Dataset entries:
☆ ☆ ☆ ☆
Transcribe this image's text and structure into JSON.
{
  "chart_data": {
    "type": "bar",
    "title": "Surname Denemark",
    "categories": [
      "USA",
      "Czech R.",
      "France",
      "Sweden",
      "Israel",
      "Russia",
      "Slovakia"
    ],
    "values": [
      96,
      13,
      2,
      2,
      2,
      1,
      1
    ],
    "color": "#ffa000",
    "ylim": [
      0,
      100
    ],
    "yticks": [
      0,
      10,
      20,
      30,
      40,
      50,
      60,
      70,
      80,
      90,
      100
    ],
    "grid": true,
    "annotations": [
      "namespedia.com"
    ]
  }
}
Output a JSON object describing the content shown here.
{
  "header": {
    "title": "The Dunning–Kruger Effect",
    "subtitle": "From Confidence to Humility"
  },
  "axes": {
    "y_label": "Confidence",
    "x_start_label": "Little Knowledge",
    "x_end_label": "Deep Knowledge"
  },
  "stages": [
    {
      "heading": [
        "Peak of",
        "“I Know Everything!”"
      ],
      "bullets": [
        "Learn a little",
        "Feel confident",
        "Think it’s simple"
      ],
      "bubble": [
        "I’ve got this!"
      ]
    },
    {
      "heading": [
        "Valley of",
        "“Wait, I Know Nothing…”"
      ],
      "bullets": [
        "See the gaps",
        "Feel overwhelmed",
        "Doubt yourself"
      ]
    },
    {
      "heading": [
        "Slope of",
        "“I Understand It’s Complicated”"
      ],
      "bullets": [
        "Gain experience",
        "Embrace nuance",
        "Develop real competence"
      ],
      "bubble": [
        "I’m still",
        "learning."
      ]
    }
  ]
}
☆ ☆ ☆ ☆
Task goal:
Exact copies of all the records are required.

Exercise solution:
Transcribe this image's text and structure into JSON.
{
  "chart_data": {
    "type": "bar",
    "title": "Surname Denemark",
    "categories": [
      "USA",
      "Czech R.",
      "France",
      "Sweden",
      "Israel",
      "Russia",
      "Slovakia"
    ],
    "values": [
      96,
      13,
      2,
      2,
      2,
      1,
      1
    ],
    "color": "#ffa000",
    "ylim": [
      0,
      100
    ],
    "yticks": [
      0,
      10,
      20,
      30,
      40,
      50,
      60,
      70,
      80,
      90,
      100
    ],
    "grid": true,
    "annotations": [
      "namespedia.com"
    ]
  }
}
Output a JSON object describing the content shown here.
{
  "header": {
    "title": "The Dunning–Kruger Effect",
    "subtitle": "From Confidence to Humility"
  },
  "axes": {
    "y_label": "Confidence",
    "x_start_label": "Little Knowledge",
    "x_end_label": "Deep Knowledge"
  },
  "stages": [
    {
      "heading": [
        "Peak of",
        "“I Know Everything!”"
      ],
      "bullets": [
        "Learn a little",
        "Feel confident",
        "Think it’s simple"
      ],
      "bubble": [
        "I’ve got this!"
      ]
    },
    {
      "heading": [
        "Valley of",
        "“Wait, I Know Nothing…”"
      ],
      "bullets": [
        "See the gaps",
        "Feel overwhelmed",
        "Doubt yourself"
      ]
    },
    {
      "heading": [
        "Slope of",
        "“I Understand It’s Complicated”"
      ],
      "bullets": [
        "Gain experience",
        "Embrace nuance",
        "Develop real competence"
      ],
      "bubble": [
        "I’m still",
        "learning."
      ]
    }
  ]
}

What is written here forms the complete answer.